_Exercise goal_
Restate the entries below verbatim.

[Begin Rows]

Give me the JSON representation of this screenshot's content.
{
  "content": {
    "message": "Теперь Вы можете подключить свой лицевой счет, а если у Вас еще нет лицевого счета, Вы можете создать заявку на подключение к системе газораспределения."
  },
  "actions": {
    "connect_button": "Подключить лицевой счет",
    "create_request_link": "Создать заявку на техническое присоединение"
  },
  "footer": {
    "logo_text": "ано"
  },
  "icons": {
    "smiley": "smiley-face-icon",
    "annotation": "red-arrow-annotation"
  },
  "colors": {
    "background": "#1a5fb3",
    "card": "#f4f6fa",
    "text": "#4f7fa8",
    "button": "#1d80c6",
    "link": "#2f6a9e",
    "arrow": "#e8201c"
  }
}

[End Rows]

_Exercise result_
Give me the JSON representation of this screenshot's content.
{
  "content": {
    "message": "Теперь Вы можете подключить свой лицевой счет, а если у Вас еще нет лицевого счета, Вы можете создать заявку на подключение к системе газораспределения."
  },
  "actions": {
    "connect_button": "Подключить лицевой счет",
    "create_request_link": "Создать заявку на техническое присоединение"
  },
  "footer": {
    "logo_text": "ано"
  },
  "icons": {
    "smiley": "smiley-face-icon",
    "annotation": "red-arrow-annotation"
  },
  "colors": {
    "background": "#1a5fb3",
    "card": "#f4f6fa",
    "text": "#4f7fa8",
    "button": "#1d80c6",
    "link": "#2f6a9e",
    "arrow": "#e8201c"
  }
}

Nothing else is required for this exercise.